[Records contained in a dataset]
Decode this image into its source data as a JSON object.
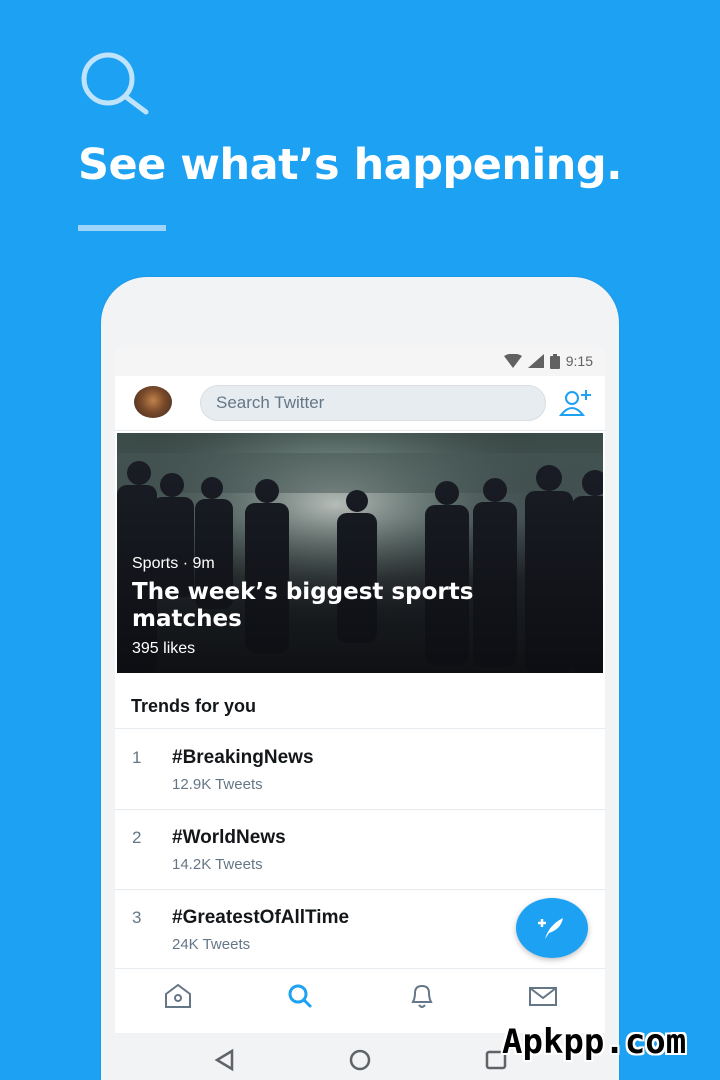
{
  "promo": {
    "icon": "search-icon",
    "headline": "See what’s happening."
  },
  "status_bar": {
    "time": "9:15",
    "icons": [
      "wifi-icon",
      "signal-icon",
      "battery-icon"
    ]
  },
  "header": {
    "avatar": "avatar",
    "search_placeholder": "Search Twitter",
    "add_user_icon": "add-user-icon"
  },
  "hero": {
    "meta": "Sports · 9m",
    "title": "The week’s biggest sports matches",
    "likes": "395 likes"
  },
  "trends": {
    "header": "Trends for you",
    "items": [
      {
        "rank": "1",
        "name": "#BreakingNews",
        "count": "12.9K Tweets"
      },
      {
        "rank": "2",
        "name": "#WorldNews",
        "count": "14.2K Tweets"
      },
      {
        "rank": "3",
        "name": "#GreatestOfAllTime",
        "count": "24K Tweets"
      }
    ]
  },
  "fab": {
    "icon": "compose-tweet-icon"
  },
  "bottom_nav": {
    "items": [
      "home-icon",
      "search-icon",
      "notifications-icon",
      "messages-icon"
    ],
    "active": "search-icon"
  },
  "system_nav": {
    "items": [
      "back-icon",
      "home-circle-icon",
      "recents-icon"
    ]
  },
  "colors": {
    "brand": "#1DA1F2",
    "text_primary": "#14171a",
    "text_secondary": "#657786"
  },
  "watermark": "Apkpp.com"
}
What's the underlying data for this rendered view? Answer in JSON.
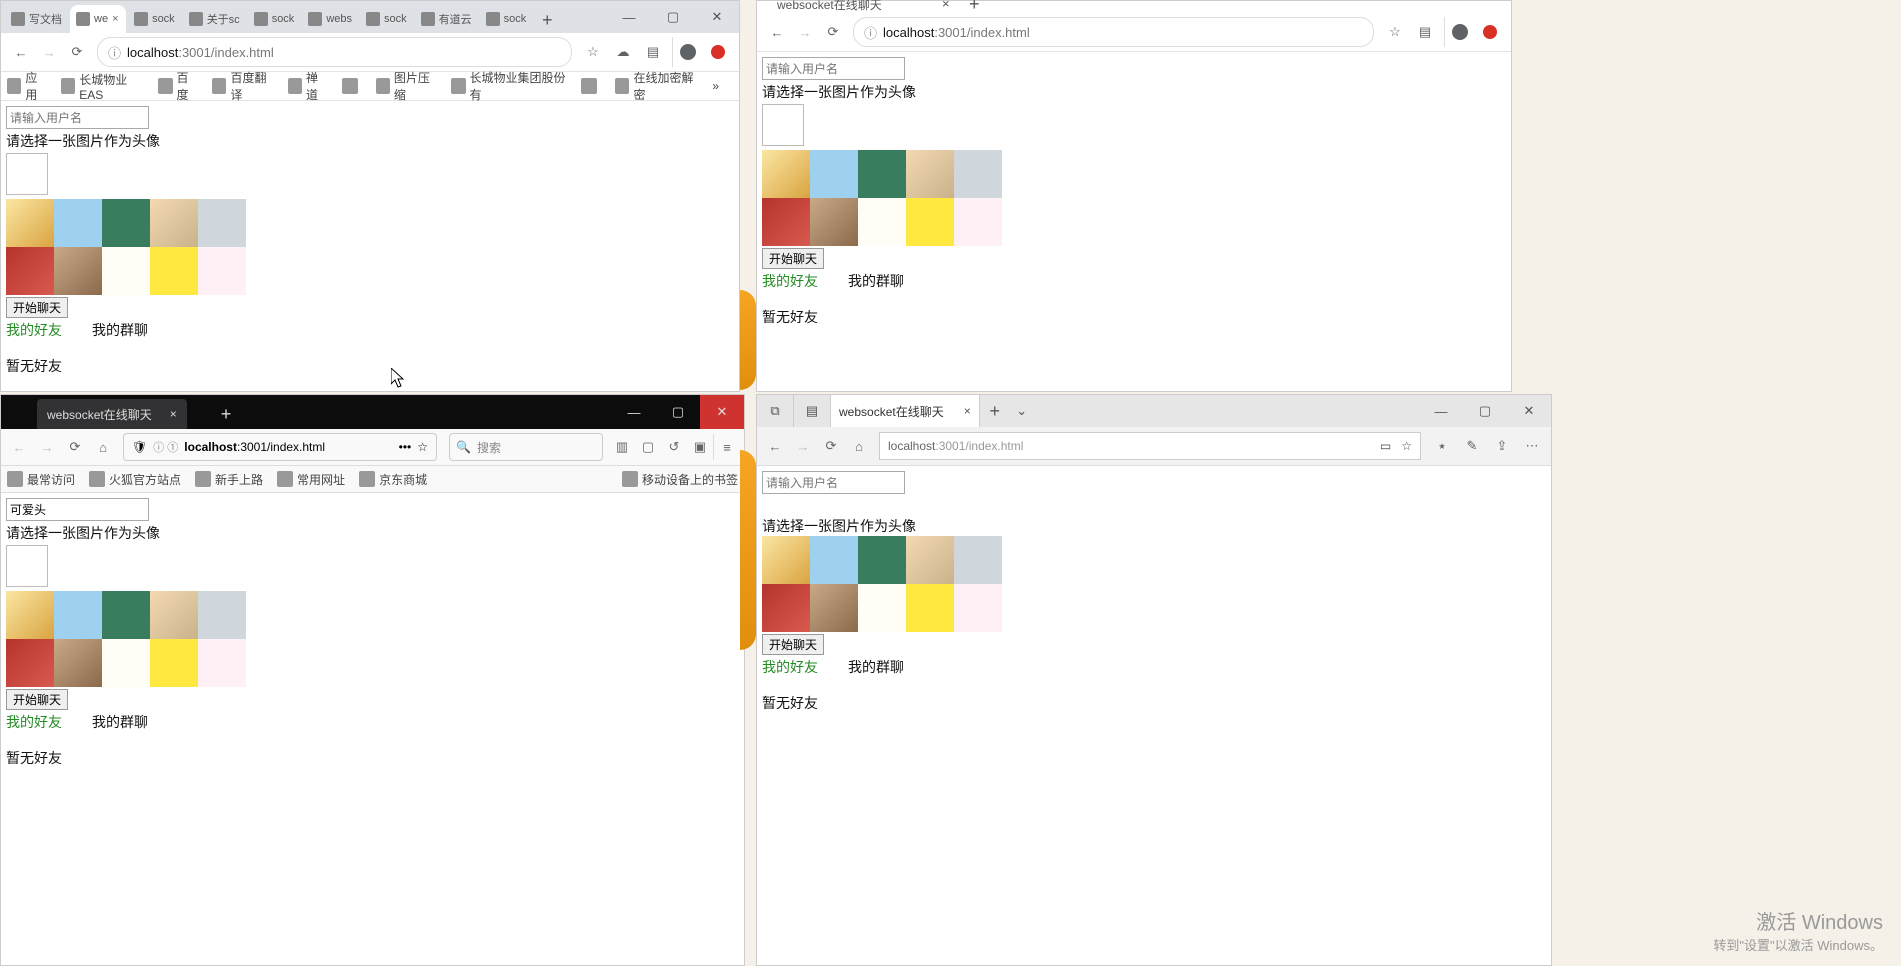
{
  "common_page": {
    "username_placeholder": "请输入用户名",
    "choose_avatar_label": "请选择一张图片作为头像",
    "start_chat_label": "开始聊天",
    "tab_friends": "我的好友",
    "tab_groups": "我的群聊",
    "no_friends": "暂无好友"
  },
  "chrome1": {
    "tabs": [
      "写文档",
      "we",
      "sock",
      "关于sc",
      "sock",
      "webs",
      "sock",
      "有道云",
      "sock"
    ],
    "active_tab_index": 1,
    "url_host": "localhost",
    "url_port": ":3001",
    "url_path": "/index.html",
    "bookmarks": [
      "应用",
      "长城物业EAS",
      "百度",
      "百度翻译",
      "禅道",
      "",
      "图片压缩",
      "长城物业集团股份有",
      "",
      "在线加密解密"
    ],
    "username_value": ""
  },
  "chrome2": {
    "tab_title": "websocket在线聊天",
    "url_host": "localhost",
    "url_port": ":3001",
    "url_path": "/index.html",
    "username_value": ""
  },
  "firefox": {
    "tab_title": "websocket在线聊天",
    "url_host": "localhost",
    "url_hint": "ⓘ ①",
    "url_port": ":3001",
    "url_path": "/index.html",
    "search_placeholder": "搜索",
    "bookmarks_left": [
      "最常访问",
      "火狐官方站点",
      "新手上路",
      "常用网址",
      "京东商城"
    ],
    "bookmarks_right": "移动设备上的书签",
    "username_value": "可爱头"
  },
  "edge": {
    "tab_title": "websocket在线聊天",
    "url_host": "localhost",
    "url_port": ":3001",
    "url_path": "/index.html",
    "username_value": ""
  },
  "watermark": {
    "line1": "激活 Windows",
    "line2": "转到\"设置\"以激活 Windows。"
  },
  "avatar_classes": [
    "c0",
    "c1",
    "c2",
    "c3",
    "c4",
    "c5",
    "c6",
    "c7",
    "c8",
    "c9"
  ]
}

TASK TO COMPLETE - Please repeat the entries exactly. Do not include the pictures.

TASK RESPONSE -
Decode this image into its source data as a JSON object.
{
  "promo": {
    "icon": "search-icon",
    "headline": "See what’s happening."
  },
  "status_bar": {
    "time": "9:15",
    "icons": [
      "wifi-icon",
      "signal-icon",
      "battery-icon"
    ]
  },
  "header": {
    "avatar": "avatar",
    "search_placeholder": "Search Twitter",
    "add_user_icon": "add-user-icon"
  },
  "hero": {
    "meta": "Sports · 9m",
    "title": "The week’s biggest sports matches",
    "likes": "395 likes"
  },
  "trends": {
    "header": "Trends for you",
    "items": [
      {
        "rank": "1",
        "name": "#BreakingNews",
        "count": "12.9K Tweets"
      },
      {
        "rank": "2",
        "name": "#WorldNews",
        "count": "14.2K Tweets"
      },
      {
        "rank": "3",
        "name": "#GreatestOfAllTime",
        "count": "24K Tweets"
      }
    ]
  },
  "fab": {
    "icon": "compose-tweet-icon"
  },
  "bottom_nav": {
    "items": [
      "home-icon",
      "search-icon",
      "notifications-icon",
      "messages-icon"
    ],
    "active": "search-icon"
  },
  "system_nav": {
    "items": [
      "back-icon",
      "home-circle-icon",
      "recents-icon"
    ]
  },
  "colors": {
    "brand": "#1DA1F2",
    "text_primary": "#14171a",
    "text_secondary": "#657786"
  },
  "watermark": "Apkpp.com"
}
What's the underlying data for this rendered view? Answer in JSON.
{
  "common_page": {
    "username_placeholder": "请输入用户名",
    "choose_avatar_label": "请选择一张图片作为头像",
    "start_chat_label": "开始聊天",
    "tab_friends": "我的好友",
    "tab_groups": "我的群聊",
    "no_friends": "暂无好友"
  },
  "chrome1": {
    "tabs": [
      "写文档",
      "we",
      "sock",
      "关于sc",
      "sock",
      "webs",
      "sock",
      "有道云",
      "sock"
    ],
    "active_tab_index": 1,
    "url_host": "localhost",
    "url_port": ":3001",
    "url_path": "/index.html",
    "bookmarks": [
      "应用",
      "长城物业EAS",
      "百度",
      "百度翻译",
      "禅道",
      "",
      "图片压缩",
      "长城物业集团股份有",
      "",
      "在线加密解密"
    ],
    "username_value": ""
  },
  "chrome2": {
    "tab_title": "websocket在线聊天",
    "url_host": "localhost",
    "url_port": ":3001",
    "url_path": "/index.html",
    "username_value": ""
  },
  "firefox": {
    "tab_title": "websocket在线聊天",
    "url_host": "localhost",
    "url_hint": "ⓘ ①",
    "url_port": ":3001",
    "url_path": "/index.html",
    "search_placeholder": "搜索",
    "bookmarks_left": [
      "最常访问",
      "火狐官方站点",
      "新手上路",
      "常用网址",
      "京东商城"
    ],
    "bookmarks_right": "移动设备上的书签",
    "username_value": "可爱头"
  },
  "edge": {
    "tab_title": "websocket在线聊天",
    "url_host": "localhost",
    "url_port": ":3001",
    "url_path": "/index.html",
    "username_value": ""
  },
  "watermark": {
    "line1": "激活 Windows",
    "line2": "转到\"设置\"以激活 Windows。"
  },
  "avatar_classes": [
    "c0",
    "c1",
    "c2",
    "c3",
    "c4",
    "c5",
    "c6",
    "c7",
    "c8",
    "c9"
  ]
}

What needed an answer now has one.